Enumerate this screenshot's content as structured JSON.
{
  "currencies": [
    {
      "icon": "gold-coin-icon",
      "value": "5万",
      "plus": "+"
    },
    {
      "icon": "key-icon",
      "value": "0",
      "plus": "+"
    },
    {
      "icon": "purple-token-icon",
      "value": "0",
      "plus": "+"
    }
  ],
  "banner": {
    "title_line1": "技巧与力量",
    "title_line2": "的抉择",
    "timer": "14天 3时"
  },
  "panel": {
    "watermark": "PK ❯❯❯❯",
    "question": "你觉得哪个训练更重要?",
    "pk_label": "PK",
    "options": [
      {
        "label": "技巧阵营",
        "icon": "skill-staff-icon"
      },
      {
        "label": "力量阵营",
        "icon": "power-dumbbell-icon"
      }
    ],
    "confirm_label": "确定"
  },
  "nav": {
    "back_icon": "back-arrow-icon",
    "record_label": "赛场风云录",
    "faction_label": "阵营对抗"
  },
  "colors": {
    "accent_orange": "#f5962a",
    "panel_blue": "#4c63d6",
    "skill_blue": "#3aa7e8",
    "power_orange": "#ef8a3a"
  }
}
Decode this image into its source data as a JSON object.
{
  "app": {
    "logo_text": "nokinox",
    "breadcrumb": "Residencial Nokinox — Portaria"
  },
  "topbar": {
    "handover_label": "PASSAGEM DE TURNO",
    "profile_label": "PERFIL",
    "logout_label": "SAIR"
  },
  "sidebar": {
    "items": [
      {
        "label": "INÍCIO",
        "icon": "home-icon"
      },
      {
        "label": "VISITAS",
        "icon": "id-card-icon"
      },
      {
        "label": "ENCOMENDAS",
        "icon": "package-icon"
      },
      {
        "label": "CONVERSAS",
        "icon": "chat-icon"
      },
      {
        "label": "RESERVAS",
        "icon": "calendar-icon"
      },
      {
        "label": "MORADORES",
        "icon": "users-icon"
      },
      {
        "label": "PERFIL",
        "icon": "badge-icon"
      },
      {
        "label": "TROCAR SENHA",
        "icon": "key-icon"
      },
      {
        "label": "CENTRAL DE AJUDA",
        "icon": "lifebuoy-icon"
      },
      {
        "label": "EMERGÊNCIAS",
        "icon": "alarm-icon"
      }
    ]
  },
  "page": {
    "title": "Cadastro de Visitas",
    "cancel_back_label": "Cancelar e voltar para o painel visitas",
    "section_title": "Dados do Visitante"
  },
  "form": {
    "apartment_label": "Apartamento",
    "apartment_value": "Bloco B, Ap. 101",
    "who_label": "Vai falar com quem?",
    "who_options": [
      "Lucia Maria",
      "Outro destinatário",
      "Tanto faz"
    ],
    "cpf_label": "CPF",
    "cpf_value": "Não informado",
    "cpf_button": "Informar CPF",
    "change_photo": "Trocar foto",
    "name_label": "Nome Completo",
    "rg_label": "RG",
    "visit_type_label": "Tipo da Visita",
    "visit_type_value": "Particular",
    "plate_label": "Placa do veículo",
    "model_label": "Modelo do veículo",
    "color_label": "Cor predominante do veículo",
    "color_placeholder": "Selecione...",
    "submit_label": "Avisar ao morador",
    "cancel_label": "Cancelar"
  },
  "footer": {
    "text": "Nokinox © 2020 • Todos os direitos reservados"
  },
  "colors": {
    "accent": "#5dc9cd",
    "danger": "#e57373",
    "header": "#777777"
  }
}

----------------

GIVEN REQUEST:
Go through the records above and retype each one exactly.

OUTPUT FOR THIS TASK:
Enumerate this screenshot's content as structured JSON.
{
  "currencies": [
    {
      "icon": "gold-coin-icon",
      "value": "5万",
      "plus": "+"
    },
    {
      "icon": "key-icon",
      "value": "0",
      "plus": "+"
    },
    {
      "icon": "purple-token-icon",
      "value": "0",
      "plus": "+"
    }
  ],
  "banner": {
    "title_line1": "技巧与力量",
    "title_line2": "的抉择",
    "timer": "14天 3时"
  },
  "panel": {
    "watermark": "PK ❯❯❯❯",
    "question": "你觉得哪个训练更重要?",
    "pk_label": "PK",
    "options": [
      {
        "label": "技巧阵营",
        "icon": "skill-staff-icon"
      },
      {
        "label": "力量阵营",
        "icon": "power-dumbbell-icon"
      }
    ],
    "confirm_label": "确定"
  },
  "nav": {
    "back_icon": "back-arrow-icon",
    "record_label": "赛场风云录",
    "faction_label": "阵营对抗"
  },
  "colors": {
    "accent_orange": "#f5962a",
    "panel_blue": "#4c63d6",
    "skill_blue": "#3aa7e8",
    "power_orange": "#ef8a3a"
  }
}
Decode this image into its source data as a JSON object.
{
  "app": {
    "logo_text": "nokinox",
    "breadcrumb": "Residencial Nokinox — Portaria"
  },
  "topbar": {
    "handover_label": "PASSAGEM DE TURNO",
    "profile_label": "PERFIL",
    "logout_label": "SAIR"
  },
  "sidebar": {
    "items": [
      {
        "label": "INÍCIO",
        "icon": "home-icon"
      },
      {
        "label": "VISITAS",
        "icon": "id-card-icon"
      },
      {
        "label": "ENCOMENDAS",
        "icon": "package-icon"
      },
      {
        "label": "CONVERSAS",
        "icon": "chat-icon"
      },
      {
        "label": "RESERVAS",
        "icon": "calendar-icon"
      },
      {
        "label": "MORADORES",
        "icon": "users-icon"
      },
      {
        "label": "PERFIL",
        "icon": "badge-icon"
      },
      {
        "label": "TROCAR SENHA",
        "icon": "key-icon"
      },
      {
        "label": "CENTRAL DE AJUDA",
        "icon": "lifebuoy-icon"
      },
      {
        "label": "EMERGÊNCIAS",
        "icon": "alarm-icon"
      }
    ]
  },
  "page": {
    "title": "Cadastro de Visitas",
    "cancel_back_label": "Cancelar e voltar para o painel visitas",
    "section_title": "Dados do Visitante"
  },
  "form": {
    "apartment_label": "Apartamento",
    "apartment_value": "Bloco B, Ap. 101",
    "who_label": "Vai falar com quem?",
    "who_options": [
      "Lucia Maria",
      "Outro destinatário",
      "Tanto faz"
    ],
    "cpf_label": "CPF",
    "cpf_value": "Não informado",
    "cpf_button": "Informar CPF",
    "change_photo": "Trocar foto",
    "name_label": "Nome Completo",
    "rg_label": "RG",
    "visit_type_label": "Tipo da Visita",
    "visit_type_value": "Particular",
    "plate_label": "Placa do veículo",
    "model_label": "Modelo do veículo",
    "color_label": "Cor predominante do veículo",
    "color_placeholder": "Selecione...",
    "submit_label": "Avisar ao morador",
    "cancel_label": "Cancelar"
  },
  "footer": {
    "text": "Nokinox © 2020 • Todos os direitos reservados"
  },
  "colors": {
    "accent": "#5dc9cd",
    "danger": "#e57373",
    "header": "#777777"
  }
}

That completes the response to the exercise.